## begin Supplied entries
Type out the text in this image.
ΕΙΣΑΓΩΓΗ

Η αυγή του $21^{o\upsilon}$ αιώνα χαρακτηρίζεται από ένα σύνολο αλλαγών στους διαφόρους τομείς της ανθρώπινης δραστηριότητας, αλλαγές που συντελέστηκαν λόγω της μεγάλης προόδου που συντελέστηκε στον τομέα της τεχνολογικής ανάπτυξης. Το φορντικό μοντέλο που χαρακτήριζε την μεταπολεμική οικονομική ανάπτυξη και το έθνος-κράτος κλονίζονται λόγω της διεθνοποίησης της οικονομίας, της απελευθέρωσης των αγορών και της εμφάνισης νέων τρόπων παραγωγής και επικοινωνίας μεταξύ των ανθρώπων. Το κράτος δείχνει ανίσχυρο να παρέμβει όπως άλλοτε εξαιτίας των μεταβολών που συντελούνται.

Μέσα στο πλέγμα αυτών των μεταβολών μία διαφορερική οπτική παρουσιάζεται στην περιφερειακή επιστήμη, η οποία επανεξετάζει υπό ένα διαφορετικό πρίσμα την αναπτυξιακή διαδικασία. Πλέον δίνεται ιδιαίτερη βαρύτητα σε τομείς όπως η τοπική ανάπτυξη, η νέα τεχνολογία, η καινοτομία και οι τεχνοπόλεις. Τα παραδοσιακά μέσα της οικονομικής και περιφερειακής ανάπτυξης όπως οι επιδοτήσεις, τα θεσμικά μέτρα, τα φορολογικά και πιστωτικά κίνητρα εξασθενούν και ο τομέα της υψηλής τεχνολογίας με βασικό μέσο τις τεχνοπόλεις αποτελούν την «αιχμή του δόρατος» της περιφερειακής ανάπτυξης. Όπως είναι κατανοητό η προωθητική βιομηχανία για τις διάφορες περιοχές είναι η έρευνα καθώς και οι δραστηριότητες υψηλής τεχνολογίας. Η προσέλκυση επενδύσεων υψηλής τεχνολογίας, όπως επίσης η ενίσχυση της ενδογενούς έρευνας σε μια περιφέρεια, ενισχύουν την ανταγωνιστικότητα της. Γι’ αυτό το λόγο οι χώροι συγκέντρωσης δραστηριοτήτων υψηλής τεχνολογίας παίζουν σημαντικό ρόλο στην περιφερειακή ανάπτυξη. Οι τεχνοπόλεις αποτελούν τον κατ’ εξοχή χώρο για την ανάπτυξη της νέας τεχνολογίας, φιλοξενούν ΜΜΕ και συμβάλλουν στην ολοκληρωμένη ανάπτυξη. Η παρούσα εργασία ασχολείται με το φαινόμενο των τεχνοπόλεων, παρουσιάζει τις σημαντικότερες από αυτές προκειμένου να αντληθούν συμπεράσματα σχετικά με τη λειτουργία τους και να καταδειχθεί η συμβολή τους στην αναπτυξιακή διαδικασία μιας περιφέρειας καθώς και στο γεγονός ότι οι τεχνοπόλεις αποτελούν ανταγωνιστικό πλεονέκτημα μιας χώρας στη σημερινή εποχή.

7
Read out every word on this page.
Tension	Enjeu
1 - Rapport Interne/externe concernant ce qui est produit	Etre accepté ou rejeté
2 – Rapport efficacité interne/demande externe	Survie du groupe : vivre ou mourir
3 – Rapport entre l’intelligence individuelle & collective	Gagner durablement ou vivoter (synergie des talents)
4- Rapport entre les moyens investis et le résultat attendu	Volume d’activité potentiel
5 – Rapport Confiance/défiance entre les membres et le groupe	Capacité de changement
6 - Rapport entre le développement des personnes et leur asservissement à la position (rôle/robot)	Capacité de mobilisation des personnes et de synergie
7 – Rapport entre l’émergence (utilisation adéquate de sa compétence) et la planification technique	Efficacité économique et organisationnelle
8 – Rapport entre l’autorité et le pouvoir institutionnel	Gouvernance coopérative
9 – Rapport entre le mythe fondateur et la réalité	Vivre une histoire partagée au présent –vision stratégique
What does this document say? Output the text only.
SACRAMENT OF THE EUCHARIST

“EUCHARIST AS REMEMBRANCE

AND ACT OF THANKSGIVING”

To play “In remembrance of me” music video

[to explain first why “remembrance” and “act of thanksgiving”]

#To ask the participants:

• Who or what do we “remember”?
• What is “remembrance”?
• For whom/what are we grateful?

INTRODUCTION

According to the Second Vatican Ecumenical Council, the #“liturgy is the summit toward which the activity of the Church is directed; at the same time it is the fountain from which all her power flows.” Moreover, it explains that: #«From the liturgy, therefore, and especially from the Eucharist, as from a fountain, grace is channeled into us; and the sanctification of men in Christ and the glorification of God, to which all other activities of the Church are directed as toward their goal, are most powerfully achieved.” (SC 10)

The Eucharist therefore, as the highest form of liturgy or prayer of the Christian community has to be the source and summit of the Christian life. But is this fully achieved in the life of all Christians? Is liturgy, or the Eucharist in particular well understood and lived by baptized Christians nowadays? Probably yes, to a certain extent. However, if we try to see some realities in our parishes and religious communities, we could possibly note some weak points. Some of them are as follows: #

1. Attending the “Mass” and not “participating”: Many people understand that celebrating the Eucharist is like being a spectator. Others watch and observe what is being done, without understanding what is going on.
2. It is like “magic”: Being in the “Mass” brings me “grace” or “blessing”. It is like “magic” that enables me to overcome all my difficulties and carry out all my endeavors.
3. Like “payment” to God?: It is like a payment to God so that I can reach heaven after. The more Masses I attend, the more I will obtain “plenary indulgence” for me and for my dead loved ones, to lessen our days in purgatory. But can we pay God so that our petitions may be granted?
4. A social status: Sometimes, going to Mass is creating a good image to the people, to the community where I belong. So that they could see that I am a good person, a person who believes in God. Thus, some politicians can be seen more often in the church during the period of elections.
## end Supplied entries
Short problem
Which lines contain the word "image"? Return each of them.

Solved exercise
Type out the text in this image.
4. A social status: Sometimes, going to Mass is creating a good image to the people, to the community where I belong. So that they could see that I am a good person, a person who believes in God. Thus, some politicians can be seen more often in the church during the period of elections.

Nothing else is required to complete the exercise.